Provided entries start

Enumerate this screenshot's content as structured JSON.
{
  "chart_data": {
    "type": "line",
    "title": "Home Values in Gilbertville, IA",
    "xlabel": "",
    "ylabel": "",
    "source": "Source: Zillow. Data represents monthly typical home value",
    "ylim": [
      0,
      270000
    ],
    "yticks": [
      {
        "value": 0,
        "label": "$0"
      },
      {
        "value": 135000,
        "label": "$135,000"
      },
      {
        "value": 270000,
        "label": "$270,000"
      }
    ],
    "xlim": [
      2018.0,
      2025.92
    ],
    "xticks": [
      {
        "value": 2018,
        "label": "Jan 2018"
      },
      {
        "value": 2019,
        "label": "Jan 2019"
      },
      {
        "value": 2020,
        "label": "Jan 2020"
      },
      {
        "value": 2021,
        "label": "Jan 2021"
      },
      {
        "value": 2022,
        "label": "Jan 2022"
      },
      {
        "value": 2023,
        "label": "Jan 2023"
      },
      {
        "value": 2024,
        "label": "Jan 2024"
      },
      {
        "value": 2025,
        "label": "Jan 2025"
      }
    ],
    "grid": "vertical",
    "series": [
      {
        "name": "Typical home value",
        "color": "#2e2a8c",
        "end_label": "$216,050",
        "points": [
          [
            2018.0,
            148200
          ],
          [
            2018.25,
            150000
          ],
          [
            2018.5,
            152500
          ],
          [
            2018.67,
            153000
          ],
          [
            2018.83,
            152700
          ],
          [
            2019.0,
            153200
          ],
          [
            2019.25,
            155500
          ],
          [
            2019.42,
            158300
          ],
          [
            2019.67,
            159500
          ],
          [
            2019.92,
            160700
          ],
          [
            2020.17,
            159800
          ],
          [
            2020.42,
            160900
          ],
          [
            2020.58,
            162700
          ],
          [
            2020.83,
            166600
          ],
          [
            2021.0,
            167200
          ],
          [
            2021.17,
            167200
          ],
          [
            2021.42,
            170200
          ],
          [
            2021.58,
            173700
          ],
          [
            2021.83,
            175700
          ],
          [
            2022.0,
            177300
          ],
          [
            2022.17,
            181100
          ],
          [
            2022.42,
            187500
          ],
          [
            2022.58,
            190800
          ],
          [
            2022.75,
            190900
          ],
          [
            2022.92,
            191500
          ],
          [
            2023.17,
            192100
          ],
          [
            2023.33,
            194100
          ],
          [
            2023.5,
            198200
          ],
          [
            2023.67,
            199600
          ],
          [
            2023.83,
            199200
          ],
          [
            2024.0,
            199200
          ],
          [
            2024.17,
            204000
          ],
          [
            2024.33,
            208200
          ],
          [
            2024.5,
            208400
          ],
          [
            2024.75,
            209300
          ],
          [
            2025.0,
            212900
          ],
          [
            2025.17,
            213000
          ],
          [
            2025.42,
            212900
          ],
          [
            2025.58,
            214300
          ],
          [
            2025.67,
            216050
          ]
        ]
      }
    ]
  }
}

Provided entries end

* [Your instructions]: Write out all the records above again, exactly as they stand.

* [Answer to the exercise]:
Enumerate this screenshot's content as structured JSON.
{
  "chart_data": {
    "type": "line",
    "title": "Home Values in Gilbertville, IA",
    "xlabel": "",
    "ylabel": "",
    "source": "Source: Zillow. Data represents monthly typical home value",
    "ylim": [
      0,
      270000
    ],
    "yticks": [
      {
        "value": 0,
        "label": "$0"
      },
      {
        "value": 135000,
        "label": "$135,000"
      },
      {
        "value": 270000,
        "label": "$270,000"
      }
    ],
    "xlim": [
      2018.0,
      2025.92
    ],
    "xticks": [
      {
        "value": 2018,
        "label": "Jan 2018"
      },
      {
        "value": 2019,
        "label": "Jan 2019"
      },
      {
        "value": 2020,
        "label": "Jan 2020"
      },
      {
        "value": 2021,
        "label": "Jan 2021"
      },
      {
        "value": 2022,
        "label": "Jan 2022"
      },
      {
        "value": 2023,
        "label": "Jan 2023"
      },
      {
        "value": 2024,
        "label": "Jan 2024"
      },
      {
        "value": 2025,
        "label": "Jan 2025"
      }
    ],
    "grid": "vertical",
    "series": [
      {
        "name": "Typical home value",
        "color": "#2e2a8c",
        "end_label": "$216,050",
        "points": [
          [
            2018.0,
            148200
          ],
          [
            2018.25,
            150000
          ],
          [
            2018.5,
            152500
          ],
          [
            2018.67,
            153000
          ],
          [
            2018.83,
            152700
          ],
          [
            2019.0,
            153200
          ],
          [
            2019.25,
            155500
          ],
          [
            2019.42,
            158300
          ],
          [
            2019.67,
            159500
          ],
          [
            2019.92,
            160700
          ],
          [
            2020.17,
            159800
          ],
          [
            2020.42,
            160900
          ],
          [
            2020.58,
            162700
          ],
          [
            2020.83,
            166600
          ],
          [
            2021.0,
            167200
          ],
          [
            2021.17,
            167200
          ],
          [
            2021.42,
            170200
          ],
          [
            2021.58,
            173700
          ],
          [
            2021.83,
            175700
          ],
          [
            2022.0,
            177300
          ],
          [
            2022.17,
            181100
          ],
          [
            2022.42,
            187500
          ],
          [
            2022.58,
            190800
          ],
          [
            2022.75,
            190900
          ],
          [
            2022.92,
            191500
          ],
          [
            2023.17,
            192100
          ],
          [
            2023.33,
            194100
          ],
          [
            2023.5,
            198200
          ],
          [
            2023.67,
            199600
          ],
          [
            2023.83,
            199200
          ],
          [
            2024.0,
            199200
          ],
          [
            2024.17,
            204000
          ],
          [
            2024.33,
            208200
          ],
          [
            2024.5,
            208400
          ],
          [
            2024.75,
            209300
          ],
          [
            2025.0,
            212900
          ],
          [
            2025.17,
            213000
          ],
          [
            2025.42,
            212900
          ],
          [
            2025.58,
            214300
          ],
          [
            2025.67,
            216050
          ]
        ]
      }
    ]
  }
}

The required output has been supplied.